→ PROBLEM DETAILS
The records below must be duplicated exactly, character for character.

_____

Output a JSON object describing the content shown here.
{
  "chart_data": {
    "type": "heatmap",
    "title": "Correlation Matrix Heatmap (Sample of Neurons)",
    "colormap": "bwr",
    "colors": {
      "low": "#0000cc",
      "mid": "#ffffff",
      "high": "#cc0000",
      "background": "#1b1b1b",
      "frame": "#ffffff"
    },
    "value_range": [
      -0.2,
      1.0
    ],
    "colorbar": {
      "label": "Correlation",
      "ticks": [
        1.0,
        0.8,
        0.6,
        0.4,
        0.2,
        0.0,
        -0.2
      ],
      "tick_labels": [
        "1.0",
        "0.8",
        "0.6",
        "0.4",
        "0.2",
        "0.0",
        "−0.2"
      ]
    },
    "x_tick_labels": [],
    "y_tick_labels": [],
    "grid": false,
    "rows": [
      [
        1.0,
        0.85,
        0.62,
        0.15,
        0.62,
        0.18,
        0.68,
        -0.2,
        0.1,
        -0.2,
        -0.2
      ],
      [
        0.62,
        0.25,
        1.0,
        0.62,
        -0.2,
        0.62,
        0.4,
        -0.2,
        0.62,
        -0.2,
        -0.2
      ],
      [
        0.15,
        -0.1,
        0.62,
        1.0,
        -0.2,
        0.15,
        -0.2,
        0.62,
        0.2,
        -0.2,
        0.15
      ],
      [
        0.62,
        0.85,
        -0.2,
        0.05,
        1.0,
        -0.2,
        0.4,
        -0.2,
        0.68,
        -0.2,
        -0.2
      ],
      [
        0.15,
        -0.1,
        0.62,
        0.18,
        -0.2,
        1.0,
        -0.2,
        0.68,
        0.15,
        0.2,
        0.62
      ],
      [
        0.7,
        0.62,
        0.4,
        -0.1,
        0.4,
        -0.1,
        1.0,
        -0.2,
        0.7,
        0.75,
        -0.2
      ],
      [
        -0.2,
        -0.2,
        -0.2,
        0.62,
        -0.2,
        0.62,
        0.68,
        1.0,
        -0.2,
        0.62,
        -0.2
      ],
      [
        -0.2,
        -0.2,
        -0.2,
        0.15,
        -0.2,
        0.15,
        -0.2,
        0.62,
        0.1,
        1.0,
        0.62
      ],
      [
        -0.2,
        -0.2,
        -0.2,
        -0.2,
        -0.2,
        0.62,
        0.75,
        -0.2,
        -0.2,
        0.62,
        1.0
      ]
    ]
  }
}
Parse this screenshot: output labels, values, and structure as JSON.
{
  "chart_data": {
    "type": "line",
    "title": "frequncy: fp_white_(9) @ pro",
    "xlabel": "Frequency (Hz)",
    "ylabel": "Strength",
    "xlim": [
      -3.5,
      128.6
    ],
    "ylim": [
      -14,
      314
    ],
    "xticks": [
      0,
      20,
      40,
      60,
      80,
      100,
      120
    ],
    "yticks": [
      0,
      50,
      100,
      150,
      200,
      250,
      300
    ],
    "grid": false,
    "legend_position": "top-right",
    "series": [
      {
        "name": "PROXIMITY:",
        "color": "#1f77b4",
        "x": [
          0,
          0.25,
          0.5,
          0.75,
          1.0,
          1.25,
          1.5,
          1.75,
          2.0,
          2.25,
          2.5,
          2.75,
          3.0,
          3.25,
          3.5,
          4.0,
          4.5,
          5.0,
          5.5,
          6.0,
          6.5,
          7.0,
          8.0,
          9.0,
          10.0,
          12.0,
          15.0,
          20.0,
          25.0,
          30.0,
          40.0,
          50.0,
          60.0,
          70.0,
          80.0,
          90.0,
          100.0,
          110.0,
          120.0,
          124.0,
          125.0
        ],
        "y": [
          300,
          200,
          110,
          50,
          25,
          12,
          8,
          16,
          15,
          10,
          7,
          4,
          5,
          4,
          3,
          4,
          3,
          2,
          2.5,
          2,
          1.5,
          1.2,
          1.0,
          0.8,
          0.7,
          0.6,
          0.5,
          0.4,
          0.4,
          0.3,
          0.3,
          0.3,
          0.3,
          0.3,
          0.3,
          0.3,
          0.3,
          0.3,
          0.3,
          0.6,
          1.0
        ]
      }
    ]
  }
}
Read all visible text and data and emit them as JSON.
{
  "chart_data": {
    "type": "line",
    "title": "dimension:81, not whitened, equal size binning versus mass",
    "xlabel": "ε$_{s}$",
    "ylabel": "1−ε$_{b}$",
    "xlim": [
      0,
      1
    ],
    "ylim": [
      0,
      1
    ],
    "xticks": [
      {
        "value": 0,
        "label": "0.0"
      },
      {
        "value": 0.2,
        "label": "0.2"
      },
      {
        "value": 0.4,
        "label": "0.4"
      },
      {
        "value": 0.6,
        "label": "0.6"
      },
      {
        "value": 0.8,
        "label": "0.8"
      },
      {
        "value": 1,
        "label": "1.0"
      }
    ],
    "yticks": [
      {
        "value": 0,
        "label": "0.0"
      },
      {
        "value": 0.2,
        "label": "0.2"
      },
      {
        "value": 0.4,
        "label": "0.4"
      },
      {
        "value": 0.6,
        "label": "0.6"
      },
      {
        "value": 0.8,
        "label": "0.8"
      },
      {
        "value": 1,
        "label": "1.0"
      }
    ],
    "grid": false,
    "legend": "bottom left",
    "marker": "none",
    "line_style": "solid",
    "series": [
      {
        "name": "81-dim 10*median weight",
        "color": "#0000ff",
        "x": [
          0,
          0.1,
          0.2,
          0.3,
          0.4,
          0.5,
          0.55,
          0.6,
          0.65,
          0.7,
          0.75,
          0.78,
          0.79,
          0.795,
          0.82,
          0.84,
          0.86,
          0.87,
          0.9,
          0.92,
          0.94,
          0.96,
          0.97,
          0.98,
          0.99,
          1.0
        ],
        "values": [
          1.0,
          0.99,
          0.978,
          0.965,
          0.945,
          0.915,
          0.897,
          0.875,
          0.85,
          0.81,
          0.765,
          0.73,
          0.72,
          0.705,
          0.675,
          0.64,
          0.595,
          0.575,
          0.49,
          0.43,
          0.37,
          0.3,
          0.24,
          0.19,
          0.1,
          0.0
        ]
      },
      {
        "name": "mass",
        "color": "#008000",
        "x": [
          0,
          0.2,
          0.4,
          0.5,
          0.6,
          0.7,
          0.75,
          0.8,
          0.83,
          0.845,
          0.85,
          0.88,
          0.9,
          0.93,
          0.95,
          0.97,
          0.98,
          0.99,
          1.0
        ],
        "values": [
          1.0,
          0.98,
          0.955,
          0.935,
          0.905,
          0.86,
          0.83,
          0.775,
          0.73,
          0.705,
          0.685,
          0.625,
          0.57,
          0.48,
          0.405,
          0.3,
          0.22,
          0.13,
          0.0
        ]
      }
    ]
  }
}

_____

→ SOLUTION TO THE EXERCISE
Output a JSON object describing the content shown here.
{
  "chart_data": {
    "type": "heatmap",
    "title": "Correlation Matrix Heatmap (Sample of Neurons)",
    "colormap": "bwr",
    "colors": {
      "low": "#0000cc",
      "mid": "#ffffff",
      "high": "#cc0000",
      "background": "#1b1b1b",
      "frame": "#ffffff"
    },
    "value_range": [
      -0.2,
      1.0
    ],
    "colorbar": {
      "label": "Correlation",
      "ticks": [
        1.0,
        0.8,
        0.6,
        0.4,
        0.2,
        0.0,
        -0.2
      ],
      "tick_labels": [
        "1.0",
        "0.8",
        "0.6",
        "0.4",
        "0.2",
        "0.0",
        "−0.2"
      ]
    },
    "x_tick_labels": [],
    "y_tick_labels": [],
    "grid": false,
    "rows": [
      [
        1.0,
        0.85,
        0.62,
        0.15,
        0.62,
        0.18,
        0.68,
        -0.2,
        0.1,
        -0.2,
        -0.2
      ],
      [
        0.62,
        0.25,
        1.0,
        0.62,
        -0.2,
        0.62,
        0.4,
        -0.2,
        0.62,
        -0.2,
        -0.2
      ],
      [
        0.15,
        -0.1,
        0.62,
        1.0,
        -0.2,
        0.15,
        -0.2,
        0.62,
        0.2,
        -0.2,
        0.15
      ],
      [
        0.62,
        0.85,
        -0.2,
        0.05,
        1.0,
        -0.2,
        0.4,
        -0.2,
        0.68,
        -0.2,
        -0.2
      ],
      [
        0.15,
        -0.1,
        0.62,
        0.18,
        -0.2,
        1.0,
        -0.2,
        0.68,
        0.15,
        0.2,
        0.62
      ],
      [
        0.7,
        0.62,
        0.4,
        -0.1,
        0.4,
        -0.1,
        1.0,
        -0.2,
        0.7,
        0.75,
        -0.2
      ],
      [
        -0.2,
        -0.2,
        -0.2,
        0.62,
        -0.2,
        0.62,
        0.68,
        1.0,
        -0.2,
        0.62,
        -0.2
      ],
      [
        -0.2,
        -0.2,
        -0.2,
        0.15,
        -0.2,
        0.15,
        -0.2,
        0.62,
        0.1,
        1.0,
        0.62
      ],
      [
        -0.2,
        -0.2,
        -0.2,
        -0.2,
        -0.2,
        0.62,
        0.75,
        -0.2,
        -0.2,
        0.62,
        1.0
      ]
    ]
  }
}
Parse this screenshot: output labels, values, and structure as JSON.
{
  "chart_data": {
    "type": "line",
    "title": "frequncy: fp_white_(9) @ pro",
    "xlabel": "Frequency (Hz)",
    "ylabel": "Strength",
    "xlim": [
      -3.5,
      128.6
    ],
    "ylim": [
      -14,
      314
    ],
    "xticks": [
      0,
      20,
      40,
      60,
      80,
      100,
      120
    ],
    "yticks": [
      0,
      50,
      100,
      150,
      200,
      250,
      300
    ],
    "grid": false,
    "legend_position": "top-right",
    "series": [
      {
        "name": "PROXIMITY:",
        "color": "#1f77b4",
        "x": [
          0,
          0.25,
          0.5,
          0.75,
          1.0,
          1.25,
          1.5,
          1.75,
          2.0,
          2.25,
          2.5,
          2.75,
          3.0,
          3.25,
          3.5,
          4.0,
          4.5,
          5.0,
          5.5,
          6.0,
          6.5,
          7.0,
          8.0,
          9.0,
          10.0,
          12.0,
          15.0,
          20.0,
          25.0,
          30.0,
          40.0,
          50.0,
          60.0,
          70.0,
          80.0,
          90.0,
          100.0,
          110.0,
          120.0,
          124.0,
          125.0
        ],
        "y": [
          300,
          200,
          110,
          50,
          25,
          12,
          8,
          16,
          15,
          10,
          7,
          4,
          5,
          4,
          3,
          4,
          3,
          2,
          2.5,
          2,
          1.5,
          1.2,
          1.0,
          0.8,
          0.7,
          0.6,
          0.5,
          0.4,
          0.4,
          0.3,
          0.3,
          0.3,
          0.3,
          0.3,
          0.3,
          0.3,
          0.3,
          0.3,
          0.3,
          0.6,
          1.0
        ]
      }
    ]
  }
}
Read all visible text and data and emit them as JSON.
{
  "chart_data": {
    "type": "line",
    "title": "dimension:81, not whitened, equal size binning versus mass",
    "xlabel": "ε$_{s}$",
    "ylabel": "1−ε$_{b}$",
    "xlim": [
      0,
      1
    ],
    "ylim": [
      0,
      1
    ],
    "xticks": [
      {
        "value": 0,
        "label": "0.0"
      },
      {
        "value": 0.2,
        "label": "0.2"
      },
      {
        "value": 0.4,
        "label": "0.4"
      },
      {
        "value": 0.6,
        "label": "0.6"
      },
      {
        "value": 0.8,
        "label": "0.8"
      },
      {
        "value": 1,
        "label": "1.0"
      }
    ],
    "yticks": [
      {
        "value": 0,
        "label": "0.0"
      },
      {
        "value": 0.2,
        "label": "0.2"
      },
      {
        "value": 0.4,
        "label": "0.4"
      },
      {
        "value": 0.6,
        "label": "0.6"
      },
      {
        "value": 0.8,
        "label": "0.8"
      },
      {
        "value": 1,
        "label": "1.0"
      }
    ],
    "grid": false,
    "legend": "bottom left",
    "marker": "none",
    "line_style": "solid",
    "series": [
      {
        "name": "81-dim 10*median weight",
        "color": "#0000ff",
        "x": [
          0,
          0.1,
          0.2,
          0.3,
          0.4,
          0.5,
          0.55,
          0.6,
          0.65,
          0.7,
          0.75,
          0.78,
          0.79,
          0.795,
          0.82,
          0.84,
          0.86,
          0.87,
          0.9,
          0.92,
          0.94,
          0.96,
          0.97,
          0.98,
          0.99,
          1.0
        ],
        "values": [
          1.0,
          0.99,
          0.978,
          0.965,
          0.945,
          0.915,
          0.897,
          0.875,
          0.85,
          0.81,
          0.765,
          0.73,
          0.72,
          0.705,
          0.675,
          0.64,
          0.595,
          0.575,
          0.49,
          0.43,
          0.37,
          0.3,
          0.24,
          0.19,
          0.1,
          0.0
        ]
      },
      {
        "name": "mass",
        "color": "#008000",
        "x": [
          0,
          0.2,
          0.4,
          0.5,
          0.6,
          0.7,
          0.75,
          0.8,
          0.83,
          0.845,
          0.85,
          0.88,
          0.9,
          0.93,
          0.95,
          0.97,
          0.98,
          0.99,
          1.0
        ],
        "values": [
          1.0,
          0.98,
          0.955,
          0.935,
          0.905,
          0.86,
          0.83,
          0.775,
          0.73,
          0.705,
          0.685,
          0.625,
          0.57,
          0.48,
          0.405,
          0.3,
          0.22,
          0.13,
          0.0
        ]
      }
    ]
  }
}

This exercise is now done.